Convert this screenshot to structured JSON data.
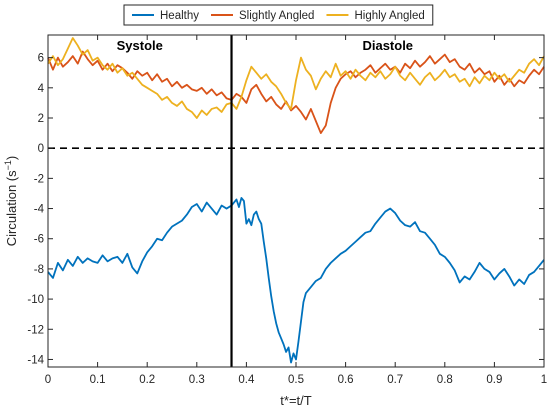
{
  "chart_data": {
    "type": "line",
    "xlabel": "t*=t/T",
    "ylabel": "Circulation (s",
    "ylabel_sup": "−1",
    "ylabel_close": ")",
    "xlim": [
      0,
      1
    ],
    "ylim": [
      -14.5,
      7.5
    ],
    "xticks": [
      "0",
      "0.1",
      "0.2",
      "0.3",
      "0.4",
      "0.5",
      "0.6",
      "0.7",
      "0.8",
      "0.9",
      "1"
    ],
    "xtick_values": [
      0,
      0.1,
      0.2,
      0.3,
      0.4,
      0.5,
      0.6,
      0.7,
      0.8,
      0.9,
      1
    ],
    "yticks": [
      "6",
      "4",
      "2",
      "0",
      "-2",
      "-4",
      "-6",
      "-8",
      "-10",
      "-12",
      "-14"
    ],
    "ytick_values": [
      6,
      4,
      2,
      0,
      -2,
      -4,
      -6,
      -8,
      -10,
      -12,
      -14
    ],
    "grid": false,
    "legend_position": "top",
    "zero_line": 0,
    "divider_x": 0.37,
    "annotations": {
      "systole": "Systole",
      "diastole": "Diastole"
    },
    "series": [
      {
        "name": "Healthy",
        "color": "#0072BD",
        "x": [
          0,
          0.01,
          0.02,
          0.03,
          0.04,
          0.05,
          0.06,
          0.07,
          0.08,
          0.09,
          0.1,
          0.11,
          0.12,
          0.13,
          0.14,
          0.15,
          0.16,
          0.17,
          0.18,
          0.19,
          0.2,
          0.21,
          0.22,
          0.23,
          0.24,
          0.25,
          0.26,
          0.27,
          0.28,
          0.29,
          0.3,
          0.31,
          0.32,
          0.33,
          0.34,
          0.35,
          0.36,
          0.37,
          0.38,
          0.385,
          0.39,
          0.395,
          0.4,
          0.405,
          0.41,
          0.415,
          0.42,
          0.425,
          0.43,
          0.435,
          0.44,
          0.445,
          0.45,
          0.455,
          0.46,
          0.465,
          0.47,
          0.475,
          0.48,
          0.485,
          0.49,
          0.495,
          0.5,
          0.505,
          0.51,
          0.515,
          0.52,
          0.53,
          0.54,
          0.55,
          0.56,
          0.57,
          0.58,
          0.59,
          0.6,
          0.61,
          0.62,
          0.63,
          0.64,
          0.65,
          0.66,
          0.67,
          0.68,
          0.69,
          0.7,
          0.71,
          0.72,
          0.73,
          0.74,
          0.75,
          0.76,
          0.77,
          0.78,
          0.79,
          0.8,
          0.81,
          0.82,
          0.83,
          0.84,
          0.85,
          0.86,
          0.87,
          0.88,
          0.89,
          0.9,
          0.91,
          0.92,
          0.93,
          0.94,
          0.95,
          0.96,
          0.97,
          0.98,
          0.99,
          1
        ],
        "y": [
          -8.2,
          -8.6,
          -7.6,
          -8.1,
          -7.4,
          -7.8,
          -7.2,
          -7.6,
          -7.3,
          -7.5,
          -7.6,
          -7.1,
          -7.5,
          -7.3,
          -7.2,
          -7.6,
          -7.0,
          -7.9,
          -8.3,
          -7.5,
          -6.9,
          -6.5,
          -6.0,
          -6.1,
          -5.6,
          -5.2,
          -5.0,
          -4.8,
          -4.4,
          -3.9,
          -3.7,
          -4.2,
          -3.6,
          -4.0,
          -4.4,
          -3.8,
          -4.0,
          -3.8,
          -3.4,
          -3.9,
          -3.3,
          -3.5,
          -5.0,
          -4.7,
          -5.1,
          -4.4,
          -4.2,
          -4.7,
          -5.0,
          -6.2,
          -7.3,
          -8.6,
          -9.8,
          -10.8,
          -11.6,
          -12.2,
          -12.6,
          -13.0,
          -13.5,
          -13.2,
          -14.2,
          -13.6,
          -14.0,
          -12.8,
          -11.5,
          -10.2,
          -9.6,
          -9.2,
          -8.8,
          -8.6,
          -8.0,
          -7.6,
          -7.3,
          -7.0,
          -6.8,
          -6.5,
          -6.2,
          -5.9,
          -5.6,
          -5.5,
          -5.0,
          -4.6,
          -4.2,
          -4.0,
          -4.3,
          -4.8,
          -5.1,
          -5.2,
          -4.9,
          -5.5,
          -5.6,
          -6.0,
          -6.4,
          -7.0,
          -7.2,
          -7.6,
          -8.1,
          -8.9,
          -8.5,
          -8.7,
          -8.2,
          -7.6,
          -8.0,
          -8.2,
          -8.7,
          -8.3,
          -8.0,
          -8.5,
          -9.1,
          -8.7,
          -9.0,
          -8.4,
          -8.2,
          -7.8,
          -7.4
        ]
      },
      {
        "name": "Slightly Angled",
        "color": "#D95319",
        "x": [
          0,
          0.01,
          0.02,
          0.03,
          0.04,
          0.05,
          0.06,
          0.07,
          0.08,
          0.09,
          0.1,
          0.11,
          0.12,
          0.13,
          0.14,
          0.15,
          0.16,
          0.17,
          0.18,
          0.19,
          0.2,
          0.21,
          0.22,
          0.23,
          0.24,
          0.25,
          0.26,
          0.27,
          0.28,
          0.29,
          0.3,
          0.31,
          0.32,
          0.33,
          0.34,
          0.35,
          0.36,
          0.37,
          0.38,
          0.39,
          0.4,
          0.41,
          0.42,
          0.43,
          0.44,
          0.45,
          0.46,
          0.47,
          0.48,
          0.49,
          0.5,
          0.51,
          0.52,
          0.53,
          0.54,
          0.55,
          0.56,
          0.57,
          0.58,
          0.59,
          0.6,
          0.61,
          0.62,
          0.63,
          0.64,
          0.65,
          0.66,
          0.67,
          0.68,
          0.69,
          0.7,
          0.71,
          0.72,
          0.73,
          0.74,
          0.75,
          0.76,
          0.77,
          0.78,
          0.79,
          0.8,
          0.81,
          0.82,
          0.83,
          0.84,
          0.85,
          0.86,
          0.87,
          0.88,
          0.89,
          0.9,
          0.91,
          0.92,
          0.93,
          0.94,
          0.95,
          0.96,
          0.97,
          0.98,
          0.99,
          1
        ],
        "y": [
          6.0,
          5.2,
          6.0,
          5.4,
          5.7,
          6.1,
          5.6,
          6.4,
          5.9,
          5.5,
          5.8,
          5.2,
          5.6,
          5.1,
          5.5,
          5.3,
          5.0,
          4.6,
          5.1,
          4.8,
          5.0,
          4.5,
          4.9,
          4.4,
          4.6,
          4.1,
          4.4,
          4.0,
          4.2,
          3.9,
          3.8,
          4.0,
          3.6,
          3.9,
          3.5,
          3.7,
          3.3,
          3.2,
          3.6,
          3.4,
          3.0,
          3.9,
          4.2,
          3.6,
          3.1,
          3.4,
          2.9,
          2.6,
          3.1,
          2.5,
          2.8,
          2.4,
          1.9,
          2.6,
          1.8,
          1.0,
          1.5,
          3.0,
          4.0,
          4.6,
          4.9,
          5.1,
          4.7,
          5.0,
          5.2,
          5.5,
          5.0,
          5.3,
          5.6,
          5.2,
          5.4,
          5.0,
          5.6,
          5.3,
          5.8,
          5.4,
          5.7,
          6.1,
          5.6,
          5.9,
          6.2,
          5.7,
          5.9,
          5.4,
          5.2,
          5.6,
          5.0,
          5.3,
          4.9,
          5.1,
          4.4,
          4.8,
          4.2,
          4.6,
          4.1,
          4.5,
          4.3,
          4.8,
          5.2,
          4.9,
          5.4
        ]
      },
      {
        "name": "Highly Angled",
        "color": "#EDB120",
        "x": [
          0,
          0.01,
          0.02,
          0.03,
          0.04,
          0.05,
          0.06,
          0.07,
          0.08,
          0.09,
          0.1,
          0.11,
          0.12,
          0.13,
          0.14,
          0.15,
          0.16,
          0.17,
          0.18,
          0.19,
          0.2,
          0.21,
          0.22,
          0.23,
          0.24,
          0.25,
          0.26,
          0.27,
          0.28,
          0.29,
          0.3,
          0.31,
          0.32,
          0.33,
          0.34,
          0.35,
          0.36,
          0.37,
          0.38,
          0.39,
          0.4,
          0.41,
          0.42,
          0.43,
          0.44,
          0.45,
          0.46,
          0.47,
          0.48,
          0.49,
          0.5,
          0.51,
          0.52,
          0.53,
          0.54,
          0.55,
          0.56,
          0.57,
          0.58,
          0.59,
          0.6,
          0.61,
          0.62,
          0.63,
          0.64,
          0.65,
          0.66,
          0.67,
          0.68,
          0.69,
          0.7,
          0.71,
          0.72,
          0.73,
          0.74,
          0.75,
          0.76,
          0.77,
          0.78,
          0.79,
          0.8,
          0.81,
          0.82,
          0.83,
          0.84,
          0.85,
          0.86,
          0.87,
          0.88,
          0.89,
          0.9,
          0.91,
          0.92,
          0.93,
          0.94,
          0.95,
          0.96,
          0.97,
          0.98,
          0.99,
          1
        ],
        "y": [
          5.6,
          6.1,
          5.5,
          5.9,
          6.6,
          7.3,
          6.8,
          6.2,
          6.5,
          5.8,
          6.0,
          5.5,
          5.2,
          5.6,
          5.0,
          5.3,
          4.8,
          5.0,
          4.6,
          4.2,
          4.0,
          3.8,
          3.6,
          3.2,
          3.4,
          3.0,
          2.8,
          3.1,
          2.6,
          2.4,
          2.0,
          2.5,
          2.2,
          2.6,
          2.7,
          2.4,
          2.9,
          3.0,
          2.6,
          3.4,
          4.5,
          5.4,
          5.0,
          4.6,
          4.9,
          4.4,
          4.1,
          3.6,
          3.0,
          2.6,
          4.5,
          6.0,
          5.2,
          4.8,
          3.9,
          4.6,
          5.1,
          4.7,
          5.6,
          4.8,
          5.1,
          4.6,
          5.2,
          4.8,
          4.5,
          5.0,
          4.7,
          5.1,
          4.6,
          4.9,
          5.4,
          4.8,
          4.5,
          5.0,
          4.6,
          4.2,
          4.7,
          5.0,
          4.5,
          4.8,
          5.2,
          4.7,
          4.9,
          4.4,
          4.6,
          4.1,
          4.7,
          4.3,
          4.8,
          4.5,
          5.0,
          4.6,
          4.9,
          4.4,
          4.8,
          5.2,
          5.0,
          5.6,
          5.9,
          5.5,
          6.1
        ]
      }
    ]
  }
}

──────────

Go through the listing above and list every line that has the word "name".

- _Response to this exercise_:
        "name": "Healthy",
        "name": "Slightly Angled",
        "name": "Highly Angled",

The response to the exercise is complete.